#### Task requirements:
Write out the records beneath this line exactly as they appear, minus any images.
*** Records shown
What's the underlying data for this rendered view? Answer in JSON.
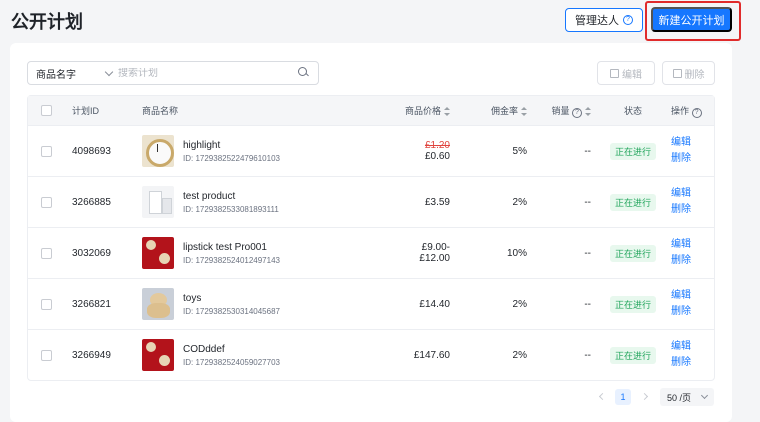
{
  "header": {
    "title": "公开计划",
    "manage_label": "管理达人",
    "new_plan_label": "新建公开计划"
  },
  "toolbar": {
    "search_field_select": "商品名字",
    "search_placeholder": "搜索计划",
    "edit_label": "编辑",
    "delete_label": "删除"
  },
  "table": {
    "columns": {
      "id": "计划ID",
      "name": "商品名称",
      "price": "商品价格",
      "commission": "佣金率",
      "sales": "销量",
      "status": "状态",
      "ops": "操作"
    },
    "rows": [
      {
        "id": "4098693",
        "name": "highlight",
        "pid": "ID: 1729382522479610103",
        "price_old": "£1.20",
        "price": "£0.60",
        "commission": "5%",
        "sales": "--",
        "status": "正在进行",
        "thumb": "clock",
        "edit": "编辑",
        "delete": "删除"
      },
      {
        "id": "3266885",
        "name": "test product",
        "pid": "ID: 1729382533081893111",
        "price_old": "",
        "price": "£3.59",
        "commission": "2%",
        "sales": "--",
        "status": "正在进行",
        "thumb": "box",
        "edit": "编辑",
        "delete": "删除"
      },
      {
        "id": "3032069",
        "name": "lipstick test Pro001",
        "pid": "ID: 1729382524012497143",
        "price_old": "£9.00-",
        "price": "£12.00",
        "commission": "10%",
        "sales": "--",
        "status": "正在进行",
        "thumb": "red",
        "edit": "编辑",
        "delete": "删除"
      },
      {
        "id": "3266821",
        "name": "toys",
        "pid": "ID: 1729382530314045687",
        "price_old": "",
        "price": "£14.40",
        "commission": "2%",
        "sales": "--",
        "status": "正在进行",
        "thumb": "bear",
        "edit": "编辑",
        "delete": "删除"
      },
      {
        "id": "3266949",
        "name": "CODddef",
        "pid": "ID: 1729382524059027703",
        "price_old": "",
        "price": "£147.60",
        "commission": "2%",
        "sales": "--",
        "status": "正在进行",
        "thumb": "red",
        "edit": "编辑",
        "delete": "删除"
      }
    ]
  },
  "pagination": {
    "current_page": "1",
    "page_size": "50 /页"
  },
  "colors": {
    "primary": "#1677ff",
    "status_green": "#1fa45a",
    "strike_red": "#e0453f",
    "highlight_red": "#e02b2b"
  }
}
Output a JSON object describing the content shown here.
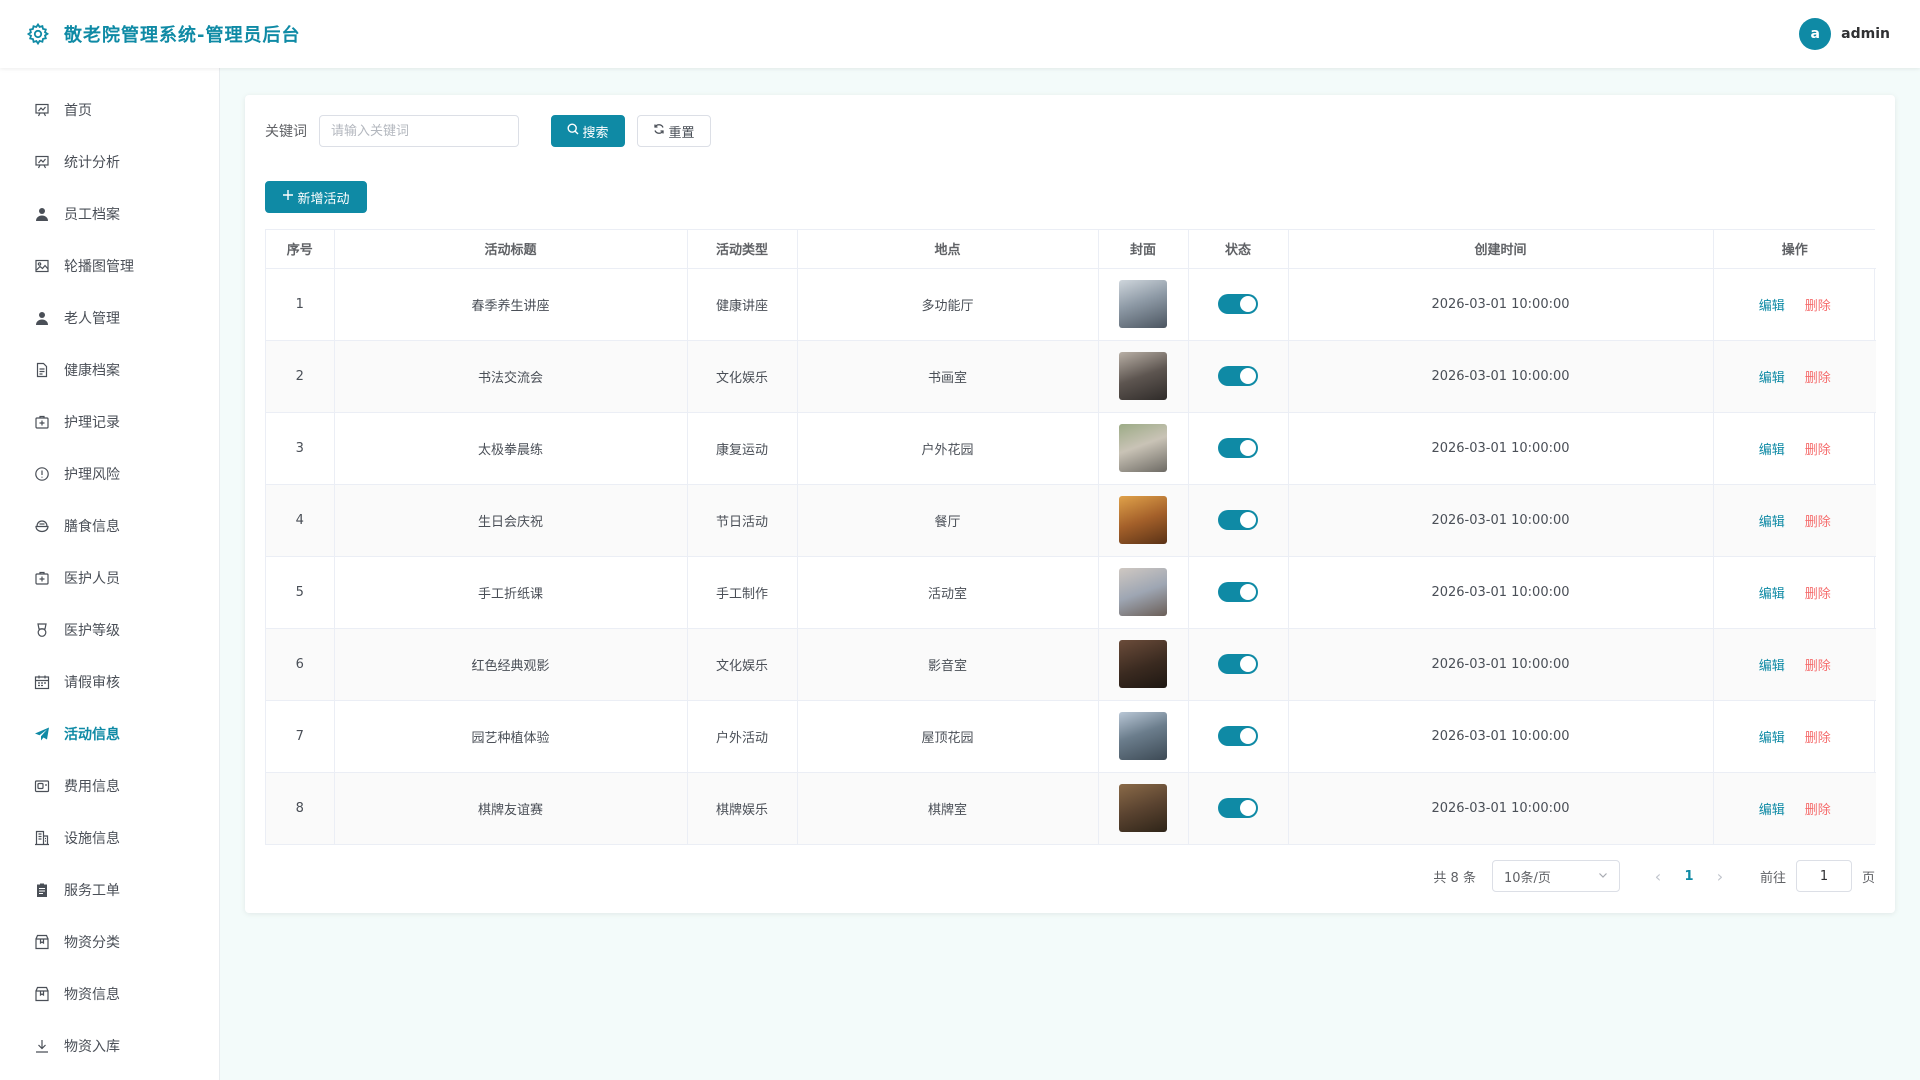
{
  "header": {
    "title": "敬老院管理系统-管理员后台",
    "avatar_letter": "a",
    "username": "admin"
  },
  "sidebar": {
    "items": [
      {
        "label": "首页",
        "icon": "chart-board-icon"
      },
      {
        "label": "统计分析",
        "icon": "chart-board-icon"
      },
      {
        "label": "员工档案",
        "icon": "user-icon"
      },
      {
        "label": "轮播图管理",
        "icon": "picture-icon"
      },
      {
        "label": "老人管理",
        "icon": "user-icon"
      },
      {
        "label": "健康档案",
        "icon": "document-icon"
      },
      {
        "label": "护理记录",
        "icon": "first-aid-kit-icon"
      },
      {
        "label": "护理风险",
        "icon": "warning-icon"
      },
      {
        "label": "膳食信息",
        "icon": "bowl-icon"
      },
      {
        "label": "医护人员",
        "icon": "first-aid-kit-icon"
      },
      {
        "label": "医护等级",
        "icon": "medal-icon"
      },
      {
        "label": "请假审核",
        "icon": "calendar-icon"
      },
      {
        "label": "活动信息",
        "icon": "promotion-icon"
      },
      {
        "label": "费用信息",
        "icon": "wallet-icon"
      },
      {
        "label": "设施信息",
        "icon": "office-building-icon"
      },
      {
        "label": "服务工单",
        "icon": "tickets-icon"
      },
      {
        "label": "物资分类",
        "icon": "box-icon"
      },
      {
        "label": "物资信息",
        "icon": "box-icon"
      },
      {
        "label": "物资入库",
        "icon": "download-icon"
      }
    ],
    "active_index": 12
  },
  "search": {
    "label": "关键词",
    "placeholder": "请输入关键词",
    "value": "",
    "search_button": "搜索",
    "reset_button": "重置"
  },
  "toolbar": {
    "add_button": "新增活动"
  },
  "table": {
    "columns": [
      "序号",
      "活动标题",
      "活动类型",
      "地点",
      "封面",
      "状态",
      "创建时间",
      "操作"
    ],
    "rows": [
      {
        "index": "1",
        "title": "春季养生讲座",
        "type": "健康讲座",
        "location": "多功能厅",
        "status_on": true,
        "created": "2026-03-01 10:00:00"
      },
      {
        "index": "2",
        "title": "书法交流会",
        "type": "文化娱乐",
        "location": "书画室",
        "status_on": true,
        "created": "2026-03-01 10:00:00"
      },
      {
        "index": "3",
        "title": "太极拳晨练",
        "type": "康复运动",
        "location": "户外花园",
        "status_on": true,
        "created": "2026-03-01 10:00:00"
      },
      {
        "index": "4",
        "title": "生日会庆祝",
        "type": "节日活动",
        "location": "餐厅",
        "status_on": true,
        "created": "2026-03-01 10:00:00"
      },
      {
        "index": "5",
        "title": "手工折纸课",
        "type": "手工制作",
        "location": "活动室",
        "status_on": true,
        "created": "2026-03-01 10:00:00"
      },
      {
        "index": "6",
        "title": "红色经典观影",
        "type": "文化娱乐",
        "location": "影音室",
        "status_on": true,
        "created": "2026-03-01 10:00:00"
      },
      {
        "index": "7",
        "title": "园艺种植体验",
        "type": "户外活动",
        "location": "屋顶花园",
        "status_on": true,
        "created": "2026-03-01 10:00:00"
      },
      {
        "index": "8",
        "title": "棋牌友谊赛",
        "type": "棋牌娱乐",
        "location": "棋牌室",
        "status_on": true,
        "created": "2026-03-01 10:00:00"
      }
    ],
    "edit_label": "编辑",
    "delete_label": "删除"
  },
  "pagination": {
    "total_text": "共 8 条",
    "page_size": "10条/页",
    "current_page": "1",
    "goto_label": "前往",
    "goto_value": "1",
    "page_suffix": "页"
  },
  "colors": {
    "accent": "#0f8aa5",
    "danger": "#f56c6c",
    "background": "#f3fbfa"
  }
}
******
#### Written reply:
What's the underlying data for this rendered view? Answer in JSON.
{
  "header": {
    "title": "公开计划",
    "manage_label": "管理达人",
    "new_plan_label": "新建公开计划"
  },
  "toolbar": {
    "search_field_select": "商品名字",
    "search_placeholder": "搜索计划",
    "edit_label": "编辑",
    "delete_label": "删除"
  },
  "table": {
    "columns": {
      "id": "计划ID",
      "name": "商品名称",
      "price": "商品价格",
      "commission": "佣金率",
      "sales": "销量",
      "status": "状态",
      "ops": "操作"
    },
    "rows": [
      {
        "id": "4098693",
        "name": "highlight",
        "pid": "ID: 1729382522479610103",
        "price_old": "£1.20",
        "price": "£0.60",
        "commission": "5%",
        "sales": "--",
        "status": "正在进行",
        "thumb": "clock",
        "edit": "编辑",
        "delete": "删除"
      },
      {
        "id": "3266885",
        "name": "test product",
        "pid": "ID: 1729382533081893111",
        "price_old": "",
        "price": "£3.59",
        "commission": "2%",
        "sales": "--",
        "status": "正在进行",
        "thumb": "box",
        "edit": "编辑",
        "delete": "删除"
      },
      {
        "id": "3032069",
        "name": "lipstick test Pro001",
        "pid": "ID: 1729382524012497143",
        "price_old": "£9.00-",
        "price": "£12.00",
        "commission": "10%",
        "sales": "--",
        "status": "正在进行",
        "thumb": "red",
        "edit": "编辑",
        "delete": "删除"
      },
      {
        "id": "3266821",
        "name": "toys",
        "pid": "ID: 1729382530314045687",
        "price_old": "",
        "price": "£14.40",
        "commission": "2%",
        "sales": "--",
        "status": "正在进行",
        "thumb": "bear",
        "edit": "编辑",
        "delete": "删除"
      },
      {
        "id": "3266949",
        "name": "CODddef",
        "pid": "ID: 1729382524059027703",
        "price_old": "",
        "price": "£147.60",
        "commission": "2%",
        "sales": "--",
        "status": "正在进行",
        "thumb": "red",
        "edit": "编辑",
        "delete": "删除"
      }
    ]
  },
  "pagination": {
    "current_page": "1",
    "page_size": "50 /页"
  },
  "colors": {
    "primary": "#1677ff",
    "status_green": "#1fa45a",
    "strike_red": "#e0453f",
    "highlight_red": "#e02b2b"
  }
}
Output a JSON object describing the content shown here.
{
  "header": {
    "title": "敬老院管理系统-管理员后台",
    "avatar_letter": "a",
    "username": "admin"
  },
  "sidebar": {
    "items": [
      {
        "label": "首页",
        "icon": "chart-board-icon"
      },
      {
        "label": "统计分析",
        "icon": "chart-board-icon"
      },
      {
        "label": "员工档案",
        "icon": "user-icon"
      },
      {
        "label": "轮播图管理",
        "icon": "picture-icon"
      },
      {
        "label": "老人管理",
        "icon": "user-icon"
      },
      {
        "label": "健康档案",
        "icon": "document-icon"
      },
      {
        "label": "护理记录",
        "icon": "first-aid-kit-icon"
      },
      {
        "label": "护理风险",
        "icon": "warning-icon"
      },
      {
        "label": "膳食信息",
        "icon": "bowl-icon"
      },
      {
        "label": "医护人员",
        "icon": "first-aid-kit-icon"
      },
      {
        "label": "医护等级",
        "icon": "medal-icon"
      },
      {
        "label": "请假审核",
        "icon": "calendar-icon"
      },
      {
        "label": "活动信息",
        "icon": "promotion-icon"
      },
      {
        "label": "费用信息",
        "icon": "wallet-icon"
      },
      {
        "label": "设施信息",
        "icon": "office-building-icon"
      },
      {
        "label": "服务工单",
        "icon": "tickets-icon"
      },
      {
        "label": "物资分类",
        "icon": "box-icon"
      },
      {
        "label": "物资信息",
        "icon": "box-icon"
      },
      {
        "label": "物资入库",
        "icon": "download-icon"
      }
    ],
    "active_index": 12
  },
  "search": {
    "label": "关键词",
    "placeholder": "请输入关键词",
    "value": "",
    "search_button": "搜索",
    "reset_button": "重置"
  },
  "toolbar": {
    "add_button": "新增活动"
  },
  "table": {
    "columns": [
      "序号",
      "活动标题",
      "活动类型",
      "地点",
      "封面",
      "状态",
      "创建时间",
      "操作"
    ],
    "rows": [
      {
        "index": "1",
        "title": "春季养生讲座",
        "type": "健康讲座",
        "location": "多功能厅",
        "status_on": true,
        "created": "2026-03-01 10:00:00"
      },
      {
        "index": "2",
        "title": "书法交流会",
        "type": "文化娱乐",
        "location": "书画室",
        "status_on": true,
        "created": "2026-03-01 10:00:00"
      },
      {
        "index": "3",
        "title": "太极拳晨练",
        "type": "康复运动",
        "location": "户外花园",
        "status_on": true,
        "created": "2026-03-01 10:00:00"
      },
      {
        "index": "4",
        "title": "生日会庆祝",
        "type": "节日活动",
        "location": "餐厅",
        "status_on": true,
        "created": "2026-03-01 10:00:00"
      },
      {
        "index": "5",
        "title": "手工折纸课",
        "type": "手工制作",
        "location": "活动室",
        "status_on": true,
        "created": "2026-03-01 10:00:00"
      },
      {
        "index": "6",
        "title": "红色经典观影",
        "type": "文化娱乐",
        "location": "影音室",
        "status_on": true,
        "created": "2026-03-01 10:00:00"
      },
      {
        "index": "7",
        "title": "园艺种植体验",
        "type": "户外活动",
        "location": "屋顶花园",
        "status_on": true,
        "created": "2026-03-01 10:00:00"
      },
      {
        "index": "8",
        "title": "棋牌友谊赛",
        "type": "棋牌娱乐",
        "location": "棋牌室",
        "status_on": true,
        "created": "2026-03-01 10:00:00"
      }
    ],
    "edit_label": "编辑",
    "delete_label": "删除"
  },
  "pagination": {
    "total_text": "共 8 条",
    "page_size": "10条/页",
    "current_page": "1",
    "goto_label": "前往",
    "goto_value": "1",
    "page_suffix": "页"
  },
  "colors": {
    "accent": "#0f8aa5",
    "danger": "#f56c6c",
    "background": "#f3fbfa"
  }
}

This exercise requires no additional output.